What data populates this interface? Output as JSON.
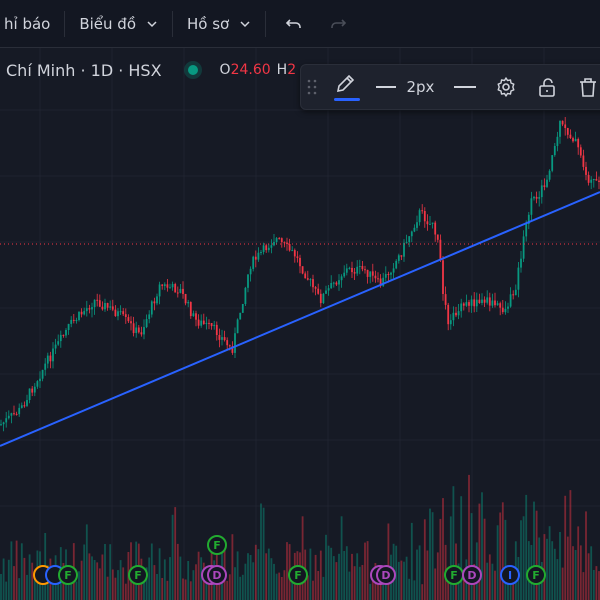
{
  "topbar": {
    "indicators_label": "hỉ báo",
    "charts_label": "Biểu đồ",
    "profile_label": "Hồ sơ"
  },
  "legend": {
    "symbol_title": "Chí Minh · 1D · HSX",
    "open_key": "O",
    "open_value": "24.60",
    "high_key": "H",
    "high_value_partial": "2"
  },
  "drawing_toolbar": {
    "line_width_label": "2px"
  },
  "markers": [
    {
      "letter": "F",
      "type": "f"
    },
    {
      "letter": "F",
      "type": "f"
    },
    {
      "letter": "F",
      "type": "f"
    },
    {
      "letter": "F",
      "type": "f"
    },
    {
      "letter": "D",
      "type": "d"
    },
    {
      "letter": "F",
      "type": "f"
    },
    {
      "letter": "D",
      "type": "d"
    },
    {
      "letter": "F",
      "type": "f"
    },
    {
      "letter": "D",
      "type": "d"
    },
    {
      "letter": "I",
      "type": "i"
    },
    {
      "letter": "F",
      "type": "f"
    }
  ],
  "colors": {
    "background": "#161a25",
    "up": "#089981",
    "down": "#f23645",
    "trendline": "#2962ff",
    "price_line": "#f23645",
    "accent": "#2962ff"
  },
  "chart_data": {
    "type": "candlestick",
    "trendline": true,
    "price_line": true,
    "grid": true
  }
}
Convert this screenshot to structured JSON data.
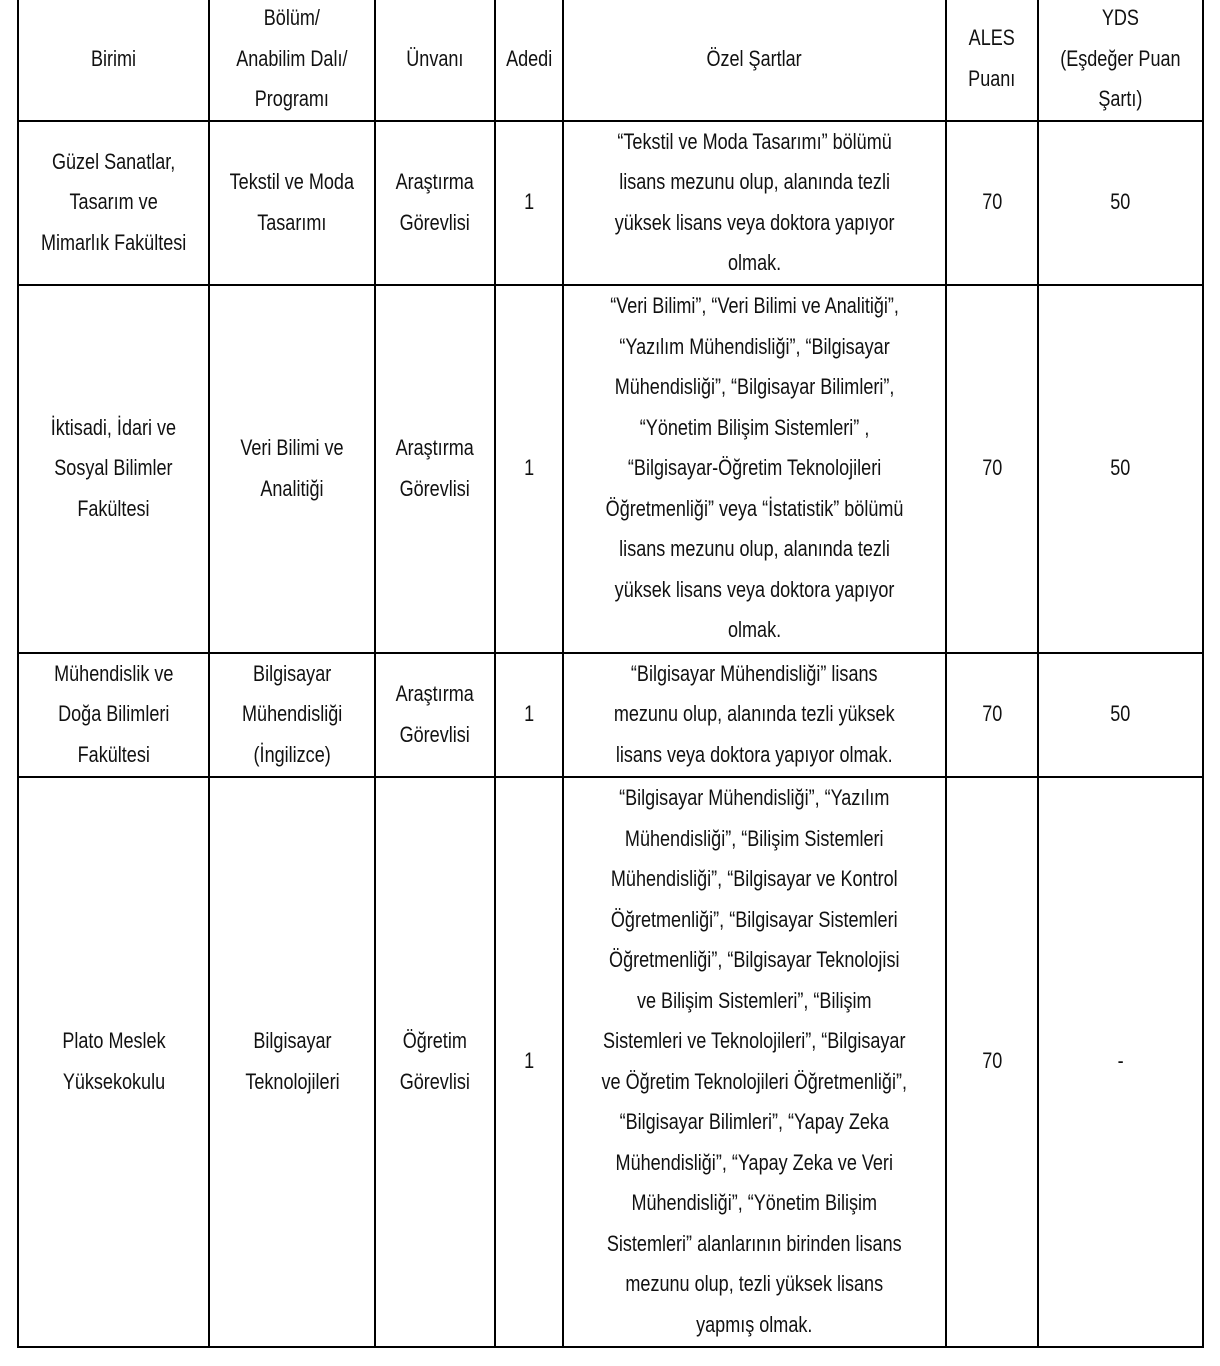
{
  "headers": [
    "Birimi",
    "Bölüm/\nAnabilim Dalı/\nProgramı",
    "Ünvanı",
    "Adedi",
    "Özel Şartlar",
    "ALES\nPuanı",
    "YDS\n(Eşdeğer Puan\nŞartı)"
  ],
  "rows": [
    {
      "unit": "Güzel Sanatlar,\nTasarım ve\nMimarlık Fakültesi",
      "department": "Tekstil ve Moda\nTasarımı",
      "title": "Araştırma\nGörevlisi",
      "count": "1",
      "conditions": "“Tekstil ve Moda Tasarımı” bölümü\nlisans mezunu olup, alanında tezli\nyüksek lisans veya doktora yapıyor\nolmak.",
      "ales": "70",
      "yds": "50"
    },
    {
      "unit": "İktisadi, İdari ve\nSosyal Bilimler\nFakültesi",
      "department": "Veri Bilimi ve\nAnalitiği",
      "title": "Araştırma\nGörevlisi",
      "count": "1",
      "conditions": "“Veri Bilimi”, “Veri Bilimi ve Analitiği”,\n“Yazılım Mühendisliği”, “Bilgisayar\nMühendisliği”, “Bilgisayar Bilimleri”,\n“Yönetim Bilişim Sistemleri” ,\n“Bilgisayar-Öğretim Teknolojileri\nÖğretmenliği” veya “İstatistik” bölümü\nlisans mezunu olup, alanında tezli\nyüksek lisans veya doktora yapıyor\nolmak.",
      "ales": "70",
      "yds": "50"
    },
    {
      "unit": "Mühendislik ve\nDoğa Bilimleri\nFakültesi",
      "department": "Bilgisayar\nMühendisliği\n(İngilizce)",
      "title": "Araştırma\nGörevlisi",
      "count": "1",
      "conditions": "“Bilgisayar Mühendisliği” lisans\nmezunu olup, alanında tezli yüksek\nlisans veya doktora yapıyor olmak.",
      "ales": "70",
      "yds": "50"
    },
    {
      "unit": "Plato Meslek\nYüksekokulu",
      "department": "Bilgisayar\nTeknolojileri",
      "title": "Öğretim\nGörevlisi",
      "count": "1",
      "conditions": "“Bilgisayar Mühendisliği”, “Yazılım\nMühendisliği”, “Bilişim Sistemleri\nMühendisliği”, “Bilgisayar ve Kontrol\nÖğretmenliği”, “Bilgisayar Sistemleri\nÖğretmenliği”, “Bilgisayar Teknolojisi\nve Bilişim Sistemleri”, “Bilişim\nSistemleri ve Teknolojileri”, “Bilgisayar\nve Öğretim Teknolojileri Öğretmenliği”,\n“Bilgisayar Bilimleri”, “Yapay Zeka\nMühendisliği”, “Yapay Zeka ve Veri\nMühendisliği”, “Yönetim Bilişim\nSistemleri” alanlarının birinden lisans\nmezunu olup, tezli yüksek lisans\nyapmış olmak.",
      "ales": "70",
      "yds": "-"
    }
  ]
}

> Task prompt: Exactly as written, return every line of the listing, but not the pictures.

> Written solution:
What data populates this interface? Output as JSON.
{
  "topbar": {
    "indicators_label": "hỉ báo",
    "charts_label": "Biểu đồ",
    "profile_label": "Hồ sơ"
  },
  "legend": {
    "symbol_title": "Chí Minh · 1D · HSX",
    "open_key": "O",
    "open_value": "24.60",
    "high_key": "H",
    "high_value_partial": "2"
  },
  "drawing_toolbar": {
    "line_width_label": "2px"
  },
  "markers": [
    {
      "letter": "F",
      "type": "f"
    },
    {
      "letter": "F",
      "type": "f"
    },
    {
      "letter": "F",
      "type": "f"
    },
    {
      "letter": "F",
      "type": "f"
    },
    {
      "letter": "D",
      "type": "d"
    },
    {
      "letter": "F",
      "type": "f"
    },
    {
      "letter": "D",
      "type": "d"
    },
    {
      "letter": "F",
      "type": "f"
    },
    {
      "letter": "D",
      "type": "d"
    },
    {
      "letter": "I",
      "type": "i"
    },
    {
      "letter": "F",
      "type": "f"
    }
  ],
  "colors": {
    "background": "#161a25",
    "up": "#089981",
    "down": "#f23645",
    "trendline": "#2962ff",
    "price_line": "#f23645",
    "accent": "#2962ff"
  },
  "chart_data": {
    "type": "candlestick",
    "trendline": true,
    "price_line": true,
    "grid": true
  }
}
Convert this screenshot to structured JSON data.
{
  "headers": [
    "Birimi",
    "Bölüm/\nAnabilim Dalı/\nProgramı",
    "Ünvanı",
    "Adedi",
    "Özel Şartlar",
    "ALES\nPuanı",
    "YDS\n(Eşdeğer Puan\nŞartı)"
  ],
  "rows": [
    {
      "unit": "Güzel Sanatlar,\nTasarım ve\nMimarlık Fakültesi",
      "department": "Tekstil ve Moda\nTasarımı",
      "title": "Araştırma\nGörevlisi",
      "count": "1",
      "conditions": "“Tekstil ve Moda Tasarımı” bölümü\nlisans mezunu olup, alanında tezli\nyüksek lisans veya doktora yapıyor\nolmak.",
      "ales": "70",
      "yds": "50"
    },
    {
      "unit": "İktisadi, İdari ve\nSosyal Bilimler\nFakültesi",
      "department": "Veri Bilimi ve\nAnalitiği",
      "title": "Araştırma\nGörevlisi",
      "count": "1",
      "conditions": "“Veri Bilimi”, “Veri Bilimi ve Analitiği”,\n“Yazılım Mühendisliği”, “Bilgisayar\nMühendisliği”, “Bilgisayar Bilimleri”,\n“Yönetim Bilişim Sistemleri” ,\n“Bilgisayar-Öğretim Teknolojileri\nÖğretmenliği” veya “İstatistik” bölümü\nlisans mezunu olup, alanında tezli\nyüksek lisans veya doktora yapıyor\nolmak.",
      "ales": "70",
      "yds": "50"
    },
    {
      "unit": "Mühendislik ve\nDoğa Bilimleri\nFakültesi",
      "department": "Bilgisayar\nMühendisliği\n(İngilizce)",
      "title": "Araştırma\nGörevlisi",
      "count": "1",
      "conditions": "“Bilgisayar Mühendisliği” lisans\nmezunu olup, alanında tezli yüksek\nlisans veya doktora yapıyor olmak.",
      "ales": "70",
      "yds": "50"
    },
    {
      "unit": "Plato Meslek\nYüksekokulu",
      "department": "Bilgisayar\nTeknolojileri",
      "title": "Öğretim\nGörevlisi",
      "count": "1",
      "conditions": "“Bilgisayar Mühendisliği”, “Yazılım\nMühendisliği”, “Bilişim Sistemleri\nMühendisliği”, “Bilgisayar ve Kontrol\nÖğretmenliği”, “Bilgisayar Sistemleri\nÖğretmenliği”, “Bilgisayar Teknolojisi\nve Bilişim Sistemleri”, “Bilişim\nSistemleri ve Teknolojileri”, “Bilgisayar\nve Öğretim Teknolojileri Öğretmenliği”,\n“Bilgisayar Bilimleri”, “Yapay Zeka\nMühendisliği”, “Yapay Zeka ve Veri\nMühendisliği”, “Yönetim Bilişim\nSistemleri” alanlarının birinden lisans\nmezunu olup, tezli yüksek lisans\nyapmış olmak.",
      "ales": "70",
      "yds": "-"
    }
  ]
}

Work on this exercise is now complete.